▶ **PAGE TEXT**
· · · ·

Ghidra processor module for Pulley — Wasmtime's portable bytecode interpreter ISA (v43.0.0). Disassembles and decompiles Pulley bytecode found in compiled WebAssembly modules (cwasm). Works with both stripped and non-stripped binaries. Supports both pulley32 (32-bit address space) and pulley64 (64-bit address space) targets.
Kevin Thomas — kevin@mytechnotalent.com
Pulley is Wasmtime's built-in portable interpreter. When a platform has no Cranelift native-code backend (e.g., Cortex-M33 / RP2350), Wasmtime compiles WebAssembly to Pulley bytecode instead of machine code. The result is stored in cwasm (compiled WebAssembly) format — an ELF64 binary with Pulley bytecode in its .text section.
wasmtime compile
.wasm component ─────────────────────> cwasm ELF64
(WebAssembly --target pulley32 .text = Pulley bytecode
Component Model) .symtab = function symbols
In embedded firmware (RP2350, etc.), the cwasm is embedded as a static byte array in the ARM binary's .rodata section. At runtime, the Pulley interpreter dispatches the bytecode instruction-by-instruction.
A cwasm file is an ELF64 little-endian binary (e_machine = EM_NONE) with:
| Section | Contents |
|---|---|
.text |
Pulley bytecode (executable code) |
.rodata |
Read-only data (string literals, jump tables) |
.data |
Initialized mutable data |
.custom_... |
Wasm custom sections (names, component metadata) |
.symtab |
Symbol table — function names and byte boundaries |
.strtab |
String table for symbol names |
.shstrtab |
Section header string table |
The .symtab maps Wasm function indices to byte offsets and sizes within .text. Entries look like function[15] (the Wasm function index). When symbols are present (non-stripped), G-Pulley applies exact function boundaries and names. When symbols are absent (stripped), the Java analyzer discovers functions by tracing call targets and push_frame_save prologues.

· · · ·

Please carry the page on the Ghidra Pulley processor module forward from the point where it stops. The items after this are unrelated to the page on the Ghidra Pulley processor module.

· · · ·

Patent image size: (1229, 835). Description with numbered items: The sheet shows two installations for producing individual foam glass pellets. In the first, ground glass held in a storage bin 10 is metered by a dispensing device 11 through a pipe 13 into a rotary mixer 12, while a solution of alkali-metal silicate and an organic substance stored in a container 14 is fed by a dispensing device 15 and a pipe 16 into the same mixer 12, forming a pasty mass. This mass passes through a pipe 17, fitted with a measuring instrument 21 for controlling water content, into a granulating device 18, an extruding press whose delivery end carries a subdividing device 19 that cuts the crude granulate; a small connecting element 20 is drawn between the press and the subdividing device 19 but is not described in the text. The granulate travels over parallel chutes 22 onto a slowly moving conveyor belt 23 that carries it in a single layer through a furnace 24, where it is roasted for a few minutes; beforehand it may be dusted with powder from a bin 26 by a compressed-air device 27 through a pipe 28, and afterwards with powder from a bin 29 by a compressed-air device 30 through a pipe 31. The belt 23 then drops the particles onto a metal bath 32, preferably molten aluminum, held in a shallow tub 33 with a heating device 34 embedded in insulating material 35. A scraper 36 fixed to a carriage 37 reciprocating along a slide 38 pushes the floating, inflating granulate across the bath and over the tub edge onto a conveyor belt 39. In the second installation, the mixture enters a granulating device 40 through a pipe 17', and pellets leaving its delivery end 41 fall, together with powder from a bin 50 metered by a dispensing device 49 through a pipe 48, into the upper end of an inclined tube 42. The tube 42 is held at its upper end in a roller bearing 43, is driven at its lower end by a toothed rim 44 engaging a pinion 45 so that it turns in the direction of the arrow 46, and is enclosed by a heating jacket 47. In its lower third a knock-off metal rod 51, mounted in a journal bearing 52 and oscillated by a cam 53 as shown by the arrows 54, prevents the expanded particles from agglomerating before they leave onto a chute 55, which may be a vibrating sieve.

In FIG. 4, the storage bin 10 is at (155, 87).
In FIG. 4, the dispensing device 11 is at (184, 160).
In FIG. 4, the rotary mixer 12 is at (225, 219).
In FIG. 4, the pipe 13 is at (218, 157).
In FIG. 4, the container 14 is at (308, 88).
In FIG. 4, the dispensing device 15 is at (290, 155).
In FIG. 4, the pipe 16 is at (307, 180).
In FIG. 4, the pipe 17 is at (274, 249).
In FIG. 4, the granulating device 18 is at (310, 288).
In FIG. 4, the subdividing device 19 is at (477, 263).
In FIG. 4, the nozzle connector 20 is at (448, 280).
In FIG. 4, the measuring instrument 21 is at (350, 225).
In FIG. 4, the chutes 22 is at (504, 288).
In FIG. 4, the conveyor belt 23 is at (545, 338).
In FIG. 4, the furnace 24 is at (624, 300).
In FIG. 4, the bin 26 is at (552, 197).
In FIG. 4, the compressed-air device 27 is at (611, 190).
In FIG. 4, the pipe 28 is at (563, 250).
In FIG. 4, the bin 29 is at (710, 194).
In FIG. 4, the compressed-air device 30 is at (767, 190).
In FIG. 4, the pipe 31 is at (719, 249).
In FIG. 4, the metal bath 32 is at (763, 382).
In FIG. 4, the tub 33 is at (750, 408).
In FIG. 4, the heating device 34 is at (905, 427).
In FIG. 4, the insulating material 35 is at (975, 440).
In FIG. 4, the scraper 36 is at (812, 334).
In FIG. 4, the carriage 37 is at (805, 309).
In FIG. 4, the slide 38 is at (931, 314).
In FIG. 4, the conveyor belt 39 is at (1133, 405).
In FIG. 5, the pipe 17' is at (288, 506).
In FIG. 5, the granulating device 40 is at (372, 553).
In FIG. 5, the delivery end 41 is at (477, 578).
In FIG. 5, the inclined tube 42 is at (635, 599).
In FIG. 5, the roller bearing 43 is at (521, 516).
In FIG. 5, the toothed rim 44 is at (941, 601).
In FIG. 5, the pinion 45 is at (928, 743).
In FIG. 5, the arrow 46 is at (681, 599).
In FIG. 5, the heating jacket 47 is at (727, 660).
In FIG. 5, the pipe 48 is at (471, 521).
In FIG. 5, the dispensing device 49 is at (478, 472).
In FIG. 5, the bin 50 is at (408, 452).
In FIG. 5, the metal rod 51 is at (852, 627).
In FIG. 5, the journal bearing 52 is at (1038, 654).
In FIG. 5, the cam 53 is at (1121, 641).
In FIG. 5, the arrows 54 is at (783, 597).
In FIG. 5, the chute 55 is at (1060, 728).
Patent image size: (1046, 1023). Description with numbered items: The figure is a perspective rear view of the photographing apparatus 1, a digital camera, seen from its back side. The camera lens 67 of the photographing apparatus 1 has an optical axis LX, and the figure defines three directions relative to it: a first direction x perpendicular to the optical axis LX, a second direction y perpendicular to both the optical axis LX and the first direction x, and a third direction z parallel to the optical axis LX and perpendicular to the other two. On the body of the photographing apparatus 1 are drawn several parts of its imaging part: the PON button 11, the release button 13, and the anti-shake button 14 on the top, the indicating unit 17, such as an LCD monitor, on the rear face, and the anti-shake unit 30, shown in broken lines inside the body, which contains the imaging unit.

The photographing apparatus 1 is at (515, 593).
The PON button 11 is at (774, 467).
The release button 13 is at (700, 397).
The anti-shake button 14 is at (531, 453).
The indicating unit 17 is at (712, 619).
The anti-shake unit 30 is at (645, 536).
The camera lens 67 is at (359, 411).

· · · ·

▶ **OUTPUT BELOW**
wasmtime compile
app.wasm ──────────────────────────> app.cwasm (ELF64, Pulley bytecode)
--target pulley32
Rust build.rs
app.cwasm ──────────────────────────> static CWASM: &[u8] = include_bytes!(...)
cargo build
firmware.rs ────────────────────────> firmware.elf (ARM ELF32)
+ CWASM blob .rodata contains the entire cwasm ELF bytes
At runtime, the firmware passes &CWASM to wasmtime::Module::deserialize(), which memory-maps the ELF sections and creates a runnable module. The Pulley interpreter (pulley_interpreter::interp) then executes .text bytecode via a dispatch loop.
Pulley is a register-based, variable-length, little-endian bytecode ISA.
| Register | Encoding | Purpose |
|---|---|---|
x0 - x15 |
0 - 15 | Caller-saved (args, temps) |
x16 - x29 |
16 - 29 | Callee-saved |
xsp (x30) |
30 | Stack pointer |
spilltmp0 (x31) |
31 | Internal spill temporary |
lr |
— | Link register (return addr) |
fp |
— | Frame pointer |
f0 - f31 |
0 - 31 | Float/vector registers (128b) |
Registers are 64-bit internally. The SLEIGH spec defines both 8-byte (x0) and 4-byte sub-register (x0l) aliases. In pulley32 mode, pointers use the low 32 bits (32-bit address space). In pulley64 mode, the full 64-bit register is used for addressing.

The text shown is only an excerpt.